Stated exercise
Return the whole listing exactly as it stands.

(Stored dataset items)
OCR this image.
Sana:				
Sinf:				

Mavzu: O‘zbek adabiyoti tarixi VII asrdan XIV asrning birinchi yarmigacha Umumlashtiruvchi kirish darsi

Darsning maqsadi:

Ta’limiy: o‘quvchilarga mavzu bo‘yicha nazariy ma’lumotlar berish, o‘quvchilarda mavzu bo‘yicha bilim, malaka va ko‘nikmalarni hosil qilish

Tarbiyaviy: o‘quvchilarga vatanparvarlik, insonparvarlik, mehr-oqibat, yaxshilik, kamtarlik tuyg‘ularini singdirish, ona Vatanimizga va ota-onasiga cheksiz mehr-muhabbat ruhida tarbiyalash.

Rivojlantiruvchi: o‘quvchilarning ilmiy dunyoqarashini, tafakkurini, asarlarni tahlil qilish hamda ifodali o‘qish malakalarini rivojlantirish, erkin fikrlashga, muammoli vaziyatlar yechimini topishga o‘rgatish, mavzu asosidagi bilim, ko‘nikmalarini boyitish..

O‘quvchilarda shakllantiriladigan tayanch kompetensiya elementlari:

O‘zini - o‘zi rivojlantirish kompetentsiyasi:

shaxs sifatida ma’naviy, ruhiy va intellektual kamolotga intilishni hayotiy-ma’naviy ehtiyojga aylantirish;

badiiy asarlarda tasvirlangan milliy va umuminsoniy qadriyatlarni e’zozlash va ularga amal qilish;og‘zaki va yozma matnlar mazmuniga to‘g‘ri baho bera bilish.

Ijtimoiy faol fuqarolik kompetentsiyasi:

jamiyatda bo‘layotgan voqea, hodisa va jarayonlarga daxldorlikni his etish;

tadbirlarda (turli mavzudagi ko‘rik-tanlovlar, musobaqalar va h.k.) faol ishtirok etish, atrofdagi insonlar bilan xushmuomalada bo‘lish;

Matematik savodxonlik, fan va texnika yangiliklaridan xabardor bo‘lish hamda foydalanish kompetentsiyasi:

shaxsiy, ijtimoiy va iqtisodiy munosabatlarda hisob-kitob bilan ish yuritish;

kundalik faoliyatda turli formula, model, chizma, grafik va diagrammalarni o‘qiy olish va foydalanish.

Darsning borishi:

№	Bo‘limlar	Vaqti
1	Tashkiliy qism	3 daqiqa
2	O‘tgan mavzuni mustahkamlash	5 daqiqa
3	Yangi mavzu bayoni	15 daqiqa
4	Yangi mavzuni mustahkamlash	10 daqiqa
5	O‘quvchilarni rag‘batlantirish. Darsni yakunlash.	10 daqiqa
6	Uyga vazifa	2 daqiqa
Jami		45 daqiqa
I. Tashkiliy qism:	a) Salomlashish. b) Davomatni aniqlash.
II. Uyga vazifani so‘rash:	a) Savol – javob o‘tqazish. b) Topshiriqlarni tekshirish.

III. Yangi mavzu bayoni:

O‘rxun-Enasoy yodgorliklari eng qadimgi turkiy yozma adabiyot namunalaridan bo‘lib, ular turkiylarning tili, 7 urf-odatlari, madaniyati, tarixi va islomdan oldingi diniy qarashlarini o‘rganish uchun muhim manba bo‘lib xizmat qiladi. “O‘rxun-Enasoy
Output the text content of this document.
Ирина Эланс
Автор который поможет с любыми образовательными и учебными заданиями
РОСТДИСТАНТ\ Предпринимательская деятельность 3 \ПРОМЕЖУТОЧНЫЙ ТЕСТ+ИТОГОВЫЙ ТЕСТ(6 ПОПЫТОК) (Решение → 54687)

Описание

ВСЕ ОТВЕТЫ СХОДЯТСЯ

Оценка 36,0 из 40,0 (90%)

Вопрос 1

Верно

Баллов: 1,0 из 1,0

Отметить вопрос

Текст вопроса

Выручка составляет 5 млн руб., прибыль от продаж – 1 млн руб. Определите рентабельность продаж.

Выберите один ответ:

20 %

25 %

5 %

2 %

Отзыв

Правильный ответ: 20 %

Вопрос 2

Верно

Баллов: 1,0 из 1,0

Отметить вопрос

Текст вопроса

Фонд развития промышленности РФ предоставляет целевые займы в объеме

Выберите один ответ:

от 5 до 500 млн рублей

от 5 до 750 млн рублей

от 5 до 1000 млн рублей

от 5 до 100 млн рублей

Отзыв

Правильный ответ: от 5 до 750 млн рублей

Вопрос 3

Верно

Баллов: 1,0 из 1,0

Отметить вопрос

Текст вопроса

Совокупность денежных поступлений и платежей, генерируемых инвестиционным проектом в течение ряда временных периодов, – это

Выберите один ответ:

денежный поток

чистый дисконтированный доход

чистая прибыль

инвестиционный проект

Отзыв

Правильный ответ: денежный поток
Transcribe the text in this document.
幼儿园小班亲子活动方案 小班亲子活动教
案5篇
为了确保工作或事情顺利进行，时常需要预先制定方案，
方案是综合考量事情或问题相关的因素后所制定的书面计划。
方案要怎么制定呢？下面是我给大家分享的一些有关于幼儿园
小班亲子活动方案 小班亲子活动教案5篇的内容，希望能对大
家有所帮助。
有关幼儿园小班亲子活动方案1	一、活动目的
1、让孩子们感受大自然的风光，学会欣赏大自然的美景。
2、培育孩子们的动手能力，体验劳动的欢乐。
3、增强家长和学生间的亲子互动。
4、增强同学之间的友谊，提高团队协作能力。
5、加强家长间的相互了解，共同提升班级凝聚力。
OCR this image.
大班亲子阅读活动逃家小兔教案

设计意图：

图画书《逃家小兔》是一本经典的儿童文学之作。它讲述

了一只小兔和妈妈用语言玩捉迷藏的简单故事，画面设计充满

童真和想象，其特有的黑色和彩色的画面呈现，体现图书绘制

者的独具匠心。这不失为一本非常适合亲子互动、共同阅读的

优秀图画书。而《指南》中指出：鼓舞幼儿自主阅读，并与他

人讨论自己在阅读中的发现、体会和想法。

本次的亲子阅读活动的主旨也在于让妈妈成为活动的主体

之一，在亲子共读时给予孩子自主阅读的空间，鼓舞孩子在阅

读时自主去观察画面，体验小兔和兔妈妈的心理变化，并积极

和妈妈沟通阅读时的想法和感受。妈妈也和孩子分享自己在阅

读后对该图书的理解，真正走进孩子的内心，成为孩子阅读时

Completed task
OCR this image.
Sana:				
Sinf:				

Mavzu: O‘zbek adabiyoti tarixi VII asrdan XIV asrning birinchi yarmigacha Umumlashtiruvchi kirish darsi

Darsning maqsadi:

Ta’limiy: o‘quvchilarga mavzu bo‘yicha nazariy ma’lumotlar berish, o‘quvchilarda mavzu bo‘yicha bilim, malaka va ko‘nikmalarni hosil qilish

Tarbiyaviy: o‘quvchilarga vatanparvarlik, insonparvarlik, mehr-oqibat, yaxshilik, kamtarlik tuyg‘ularini singdirish, ona Vatanimizga va ota-onasiga cheksiz mehr-muhabbat ruhida tarbiyalash.

Rivojlantiruvchi: o‘quvchilarning ilmiy dunyoqarashini, tafakkurini, asarlarni tahlil qilish hamda ifodali o‘qish malakalarini rivojlantirish, erkin fikrlashga, muammoli vaziyatlar yechimini topishga o‘rgatish, mavzu asosidagi bilim, ko‘nikmalarini boyitish..

O‘quvchilarda shakllantiriladigan tayanch kompetensiya elementlari:

O‘zini - o‘zi rivojlantirish kompetentsiyasi:

shaxs sifatida ma’naviy, ruhiy va intellektual kamolotga intilishni hayotiy-ma’naviy ehtiyojga aylantirish;

badiiy asarlarda tasvirlangan milliy va umuminsoniy qadriyatlarni e’zozlash va ularga amal qilish;og‘zaki va yozma matnlar mazmuniga to‘g‘ri baho bera bilish.

Ijtimoiy faol fuqarolik kompetentsiyasi:

jamiyatda bo‘layotgan voqea, hodisa va jarayonlarga daxldorlikni his etish;

tadbirlarda (turli mavzudagi ko‘rik-tanlovlar, musobaqalar va h.k.) faol ishtirok etish, atrofdagi insonlar bilan xushmuomalada bo‘lish;

Matematik savodxonlik, fan va texnika yangiliklaridan xabardor bo‘lish hamda foydalanish kompetentsiyasi:

shaxsiy, ijtimoiy va iqtisodiy munosabatlarda hisob-kitob bilan ish yuritish;

kundalik faoliyatda turli formula, model, chizma, grafik va diagrammalarni o‘qiy olish va foydalanish.

Darsning borishi:

№	Bo‘limlar	Vaqti
1	Tashkiliy qism	3 daqiqa
2	O‘tgan mavzuni mustahkamlash	5 daqiqa
3	Yangi mavzu bayoni	15 daqiqa
4	Yangi mavzuni mustahkamlash	10 daqiqa
5	O‘quvchilarni rag‘batlantirish. Darsni yakunlash.	10 daqiqa
6	Uyga vazifa	2 daqiqa
Jami		45 daqiqa
I. Tashkiliy qism:	a) Salomlashish. b) Davomatni aniqlash.
II. Uyga vazifani so‘rash:	a) Savol – javob o‘tqazish. b) Topshiriqlarni tekshirish.

III. Yangi mavzu bayoni:

O‘rxun-Enasoy yodgorliklari eng qadimgi turkiy yozma adabiyot namunalaridan bo‘lib, ular turkiylarning tili, 7 urf-odatlari, madaniyati, tarixi va islomdan oldingi diniy qarashlarini o‘rganish uchun muhim manba bo‘lib xizmat qiladi. “O‘rxun-Enasoy
Output the text content of this document.
Ирина Эланс
Автор который поможет с любыми образовательными и учебными заданиями
РОСТДИСТАНТ\ Предпринимательская деятельность 3 \ПРОМЕЖУТОЧНЫЙ ТЕСТ+ИТОГОВЫЙ ТЕСТ(6 ПОПЫТОК) (Решение → 54687)

Описание

ВСЕ ОТВЕТЫ СХОДЯТСЯ

Оценка 36,0 из 40,0 (90%)

Вопрос 1

Верно

Баллов: 1,0 из 1,0

Отметить вопрос

Текст вопроса

Выручка составляет 5 млн руб., прибыль от продаж – 1 млн руб. Определите рентабельность продаж.

Выберите один ответ:

20 %

25 %

5 %

2 %

Отзыв

Правильный ответ: 20 %

Вопрос 2

Верно

Баллов: 1,0 из 1,0

Отметить вопрос

Текст вопроса

Фонд развития промышленности РФ предоставляет целевые займы в объеме

Выберите один ответ:

от 5 до 500 млн рублей

от 5 до 750 млн рублей

от 5 до 1000 млн рублей

от 5 до 100 млн рублей

Отзыв

Правильный ответ: от 5 до 750 млн рублей

Вопрос 3

Верно

Баллов: 1,0 из 1,0

Отметить вопрос

Текст вопроса

Совокупность денежных поступлений и платежей, генерируемых инвестиционным проектом в течение ряда временных периодов, – это

Выберите один ответ:

денежный поток

чистый дисконтированный доход

чистая прибыль

инвестиционный проект

Отзыв

Правильный ответ: денежный поток
Transcribe the text in this document.
幼儿园小班亲子活动方案 小班亲子活动教
案5篇
为了确保工作或事情顺利进行，时常需要预先制定方案，
方案是综合考量事情或问题相关的因素后所制定的书面计划。
方案要怎么制定呢？下面是我给大家分享的一些有关于幼儿园
小班亲子活动方案 小班亲子活动教案5篇的内容，希望能对大
家有所帮助。
有关幼儿园小班亲子活动方案1	一、活动目的
1、让孩子们感受大自然的风光，学会欣赏大自然的美景。
2、培育孩子们的动手能力，体验劳动的欢乐。
3、增强家长和学生间的亲子互动。
4、增强同学之间的友谊，提高团队协作能力。
5、加强家长间的相互了解，共同提升班级凝聚力。
OCR this image.
大班亲子阅读活动逃家小兔教案

设计意图：

图画书《逃家小兔》是一本经典的儿童文学之作。它讲述

了一只小兔和妈妈用语言玩捉迷藏的简单故事，画面设计充满

童真和想象，其特有的黑色和彩色的画面呈现，体现图书绘制

者的独具匠心。这不失为一本非常适合亲子互动、共同阅读的

优秀图画书。而《指南》中指出：鼓舞幼儿自主阅读，并与他

人讨论自己在阅读中的发现、体会和想法。

本次的亲子阅读活动的主旨也在于让妈妈成为活动的主体

之一，在亲子共读时给予孩子自主阅读的空间，鼓舞孩子在阅

读时自主去观察画面，体验小兔和兔妈妈的心理变化，并积极

和妈妈沟通阅读时的想法和感受。妈妈也和孩子分享自己在阅

读后对该图书的理解，真正走进孩子的内心，成为孩子阅读时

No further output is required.